Track down the lines that contain "chaindata" and copy them.

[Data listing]

* * * * * * *

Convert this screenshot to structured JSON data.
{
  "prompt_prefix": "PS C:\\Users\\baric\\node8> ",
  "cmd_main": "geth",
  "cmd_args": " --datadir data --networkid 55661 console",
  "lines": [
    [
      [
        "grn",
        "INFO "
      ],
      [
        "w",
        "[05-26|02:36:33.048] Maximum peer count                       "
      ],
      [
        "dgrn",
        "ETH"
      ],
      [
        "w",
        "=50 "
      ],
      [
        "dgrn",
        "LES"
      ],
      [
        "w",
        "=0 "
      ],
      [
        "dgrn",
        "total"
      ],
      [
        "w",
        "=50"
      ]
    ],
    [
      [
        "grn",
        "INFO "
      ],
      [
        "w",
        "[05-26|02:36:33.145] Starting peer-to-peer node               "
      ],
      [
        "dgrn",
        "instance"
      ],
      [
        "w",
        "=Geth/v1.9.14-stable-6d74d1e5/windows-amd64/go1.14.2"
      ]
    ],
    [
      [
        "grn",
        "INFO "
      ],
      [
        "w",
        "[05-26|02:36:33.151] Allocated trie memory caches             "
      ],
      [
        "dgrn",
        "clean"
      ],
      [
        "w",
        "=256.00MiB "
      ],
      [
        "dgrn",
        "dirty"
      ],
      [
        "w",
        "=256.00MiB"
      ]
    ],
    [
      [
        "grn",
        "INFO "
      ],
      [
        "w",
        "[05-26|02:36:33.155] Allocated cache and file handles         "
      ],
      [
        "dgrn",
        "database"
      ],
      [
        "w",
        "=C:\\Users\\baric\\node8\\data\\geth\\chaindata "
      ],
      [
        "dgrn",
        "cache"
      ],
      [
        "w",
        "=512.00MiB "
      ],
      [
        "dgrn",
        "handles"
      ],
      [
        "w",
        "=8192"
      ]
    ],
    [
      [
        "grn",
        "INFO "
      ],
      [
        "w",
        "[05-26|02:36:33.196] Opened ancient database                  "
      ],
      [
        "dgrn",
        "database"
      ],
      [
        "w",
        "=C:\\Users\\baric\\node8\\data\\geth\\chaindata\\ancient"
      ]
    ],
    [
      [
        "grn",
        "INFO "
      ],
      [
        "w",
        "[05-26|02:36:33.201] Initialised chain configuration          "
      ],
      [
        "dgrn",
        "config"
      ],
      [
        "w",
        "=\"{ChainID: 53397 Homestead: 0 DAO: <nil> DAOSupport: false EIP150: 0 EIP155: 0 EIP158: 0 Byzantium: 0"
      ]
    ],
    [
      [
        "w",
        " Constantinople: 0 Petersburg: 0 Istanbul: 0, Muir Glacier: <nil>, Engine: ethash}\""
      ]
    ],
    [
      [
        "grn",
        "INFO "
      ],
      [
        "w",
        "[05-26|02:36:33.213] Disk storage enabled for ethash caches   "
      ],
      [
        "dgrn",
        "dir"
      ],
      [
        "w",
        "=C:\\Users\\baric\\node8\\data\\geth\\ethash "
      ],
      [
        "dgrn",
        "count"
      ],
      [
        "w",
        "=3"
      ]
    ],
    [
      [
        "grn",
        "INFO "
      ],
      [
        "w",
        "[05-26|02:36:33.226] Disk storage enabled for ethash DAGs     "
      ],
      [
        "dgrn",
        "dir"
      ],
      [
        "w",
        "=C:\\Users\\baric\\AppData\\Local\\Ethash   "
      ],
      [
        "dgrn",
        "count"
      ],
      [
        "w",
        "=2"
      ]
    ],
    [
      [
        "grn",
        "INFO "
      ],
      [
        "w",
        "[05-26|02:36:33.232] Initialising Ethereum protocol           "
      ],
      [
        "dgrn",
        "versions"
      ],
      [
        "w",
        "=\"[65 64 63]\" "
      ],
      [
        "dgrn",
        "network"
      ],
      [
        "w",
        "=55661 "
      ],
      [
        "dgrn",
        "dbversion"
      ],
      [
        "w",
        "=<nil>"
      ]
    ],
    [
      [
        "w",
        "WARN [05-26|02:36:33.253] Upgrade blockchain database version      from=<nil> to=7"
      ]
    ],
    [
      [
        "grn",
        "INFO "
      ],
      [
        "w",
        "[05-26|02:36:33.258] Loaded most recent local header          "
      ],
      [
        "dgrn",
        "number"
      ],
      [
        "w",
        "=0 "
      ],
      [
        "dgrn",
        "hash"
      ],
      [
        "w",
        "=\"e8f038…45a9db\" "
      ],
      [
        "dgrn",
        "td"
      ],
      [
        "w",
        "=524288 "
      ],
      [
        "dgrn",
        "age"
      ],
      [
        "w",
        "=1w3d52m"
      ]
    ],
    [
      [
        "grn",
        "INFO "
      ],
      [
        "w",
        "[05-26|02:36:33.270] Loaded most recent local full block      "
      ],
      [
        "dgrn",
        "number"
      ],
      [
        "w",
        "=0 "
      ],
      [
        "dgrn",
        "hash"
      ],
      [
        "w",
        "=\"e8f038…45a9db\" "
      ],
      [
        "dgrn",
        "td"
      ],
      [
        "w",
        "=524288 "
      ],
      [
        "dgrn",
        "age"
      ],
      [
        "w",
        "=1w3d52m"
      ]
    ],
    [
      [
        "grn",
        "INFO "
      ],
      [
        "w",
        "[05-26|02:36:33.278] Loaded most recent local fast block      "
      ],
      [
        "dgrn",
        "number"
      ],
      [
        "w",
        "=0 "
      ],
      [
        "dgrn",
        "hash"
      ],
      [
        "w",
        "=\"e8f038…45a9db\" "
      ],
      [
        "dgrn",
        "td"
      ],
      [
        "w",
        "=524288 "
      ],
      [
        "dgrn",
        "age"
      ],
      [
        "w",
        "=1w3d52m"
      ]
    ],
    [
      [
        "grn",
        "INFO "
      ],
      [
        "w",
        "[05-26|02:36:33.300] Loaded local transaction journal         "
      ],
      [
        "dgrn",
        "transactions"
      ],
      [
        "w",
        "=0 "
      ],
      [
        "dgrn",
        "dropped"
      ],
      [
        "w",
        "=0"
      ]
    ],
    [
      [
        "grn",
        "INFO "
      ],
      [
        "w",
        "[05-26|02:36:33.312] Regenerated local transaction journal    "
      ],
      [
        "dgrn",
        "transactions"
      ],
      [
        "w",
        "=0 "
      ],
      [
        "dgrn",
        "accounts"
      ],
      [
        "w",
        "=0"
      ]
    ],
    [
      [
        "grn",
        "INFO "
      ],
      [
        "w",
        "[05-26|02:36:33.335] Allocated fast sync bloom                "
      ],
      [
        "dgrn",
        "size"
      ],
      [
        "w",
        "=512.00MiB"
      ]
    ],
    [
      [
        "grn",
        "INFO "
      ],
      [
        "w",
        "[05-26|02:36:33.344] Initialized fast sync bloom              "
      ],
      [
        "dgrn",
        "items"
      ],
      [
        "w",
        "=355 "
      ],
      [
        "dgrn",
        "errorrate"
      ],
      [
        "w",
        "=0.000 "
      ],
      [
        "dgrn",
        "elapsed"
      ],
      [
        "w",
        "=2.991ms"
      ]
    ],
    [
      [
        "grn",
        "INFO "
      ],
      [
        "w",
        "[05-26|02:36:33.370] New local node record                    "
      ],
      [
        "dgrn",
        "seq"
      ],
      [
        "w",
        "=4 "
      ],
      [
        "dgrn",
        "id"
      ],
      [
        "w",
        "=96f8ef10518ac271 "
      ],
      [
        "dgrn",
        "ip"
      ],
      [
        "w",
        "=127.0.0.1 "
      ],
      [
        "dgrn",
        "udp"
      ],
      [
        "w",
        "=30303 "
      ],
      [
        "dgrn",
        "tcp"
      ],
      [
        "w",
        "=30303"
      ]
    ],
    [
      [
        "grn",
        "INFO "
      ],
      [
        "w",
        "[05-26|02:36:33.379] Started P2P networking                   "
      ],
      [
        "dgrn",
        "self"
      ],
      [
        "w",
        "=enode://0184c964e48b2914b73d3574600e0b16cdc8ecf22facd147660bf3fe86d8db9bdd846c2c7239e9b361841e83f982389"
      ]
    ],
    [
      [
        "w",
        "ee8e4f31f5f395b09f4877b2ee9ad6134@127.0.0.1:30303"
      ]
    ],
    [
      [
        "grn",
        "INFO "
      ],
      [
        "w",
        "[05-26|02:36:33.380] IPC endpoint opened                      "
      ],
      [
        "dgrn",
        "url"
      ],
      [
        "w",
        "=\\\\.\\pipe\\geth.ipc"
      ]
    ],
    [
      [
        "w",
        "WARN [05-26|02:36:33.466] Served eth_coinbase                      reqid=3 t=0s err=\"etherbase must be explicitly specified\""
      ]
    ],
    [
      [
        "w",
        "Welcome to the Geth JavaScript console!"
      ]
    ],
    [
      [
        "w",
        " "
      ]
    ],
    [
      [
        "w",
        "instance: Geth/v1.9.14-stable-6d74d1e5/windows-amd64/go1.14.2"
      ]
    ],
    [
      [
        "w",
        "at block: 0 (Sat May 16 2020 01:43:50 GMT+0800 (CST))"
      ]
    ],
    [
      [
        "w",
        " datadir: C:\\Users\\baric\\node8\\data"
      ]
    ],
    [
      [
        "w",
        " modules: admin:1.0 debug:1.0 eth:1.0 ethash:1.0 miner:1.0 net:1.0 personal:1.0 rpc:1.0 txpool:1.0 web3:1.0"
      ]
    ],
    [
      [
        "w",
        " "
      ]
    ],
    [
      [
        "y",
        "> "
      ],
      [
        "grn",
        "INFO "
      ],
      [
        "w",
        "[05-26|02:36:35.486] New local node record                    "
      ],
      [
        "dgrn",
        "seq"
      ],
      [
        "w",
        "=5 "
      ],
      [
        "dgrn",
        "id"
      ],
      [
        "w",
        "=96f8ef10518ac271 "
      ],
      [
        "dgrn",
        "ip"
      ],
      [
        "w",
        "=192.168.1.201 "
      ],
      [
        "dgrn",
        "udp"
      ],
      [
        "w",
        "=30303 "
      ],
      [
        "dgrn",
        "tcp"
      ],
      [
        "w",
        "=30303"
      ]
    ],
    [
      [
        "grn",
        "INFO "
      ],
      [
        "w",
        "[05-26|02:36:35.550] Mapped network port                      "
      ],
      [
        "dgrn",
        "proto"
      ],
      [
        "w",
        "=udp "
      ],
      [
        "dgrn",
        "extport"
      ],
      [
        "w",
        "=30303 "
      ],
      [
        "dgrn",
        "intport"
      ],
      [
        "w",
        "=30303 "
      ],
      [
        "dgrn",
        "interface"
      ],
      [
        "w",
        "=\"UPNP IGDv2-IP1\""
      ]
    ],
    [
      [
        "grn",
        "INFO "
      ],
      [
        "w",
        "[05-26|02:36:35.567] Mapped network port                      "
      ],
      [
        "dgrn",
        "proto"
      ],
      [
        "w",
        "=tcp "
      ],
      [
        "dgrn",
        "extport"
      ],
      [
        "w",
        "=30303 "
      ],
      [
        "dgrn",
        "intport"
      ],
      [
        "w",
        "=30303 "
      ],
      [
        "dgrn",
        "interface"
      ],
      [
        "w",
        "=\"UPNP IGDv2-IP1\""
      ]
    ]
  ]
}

* * * * * * *

Solved problem:
        "=C:\\Users\\baric\\node8\\data\\geth\\chaindata "
        "=C:\\Users\\baric\\node8\\data\\geth\\chaindata\\ancient"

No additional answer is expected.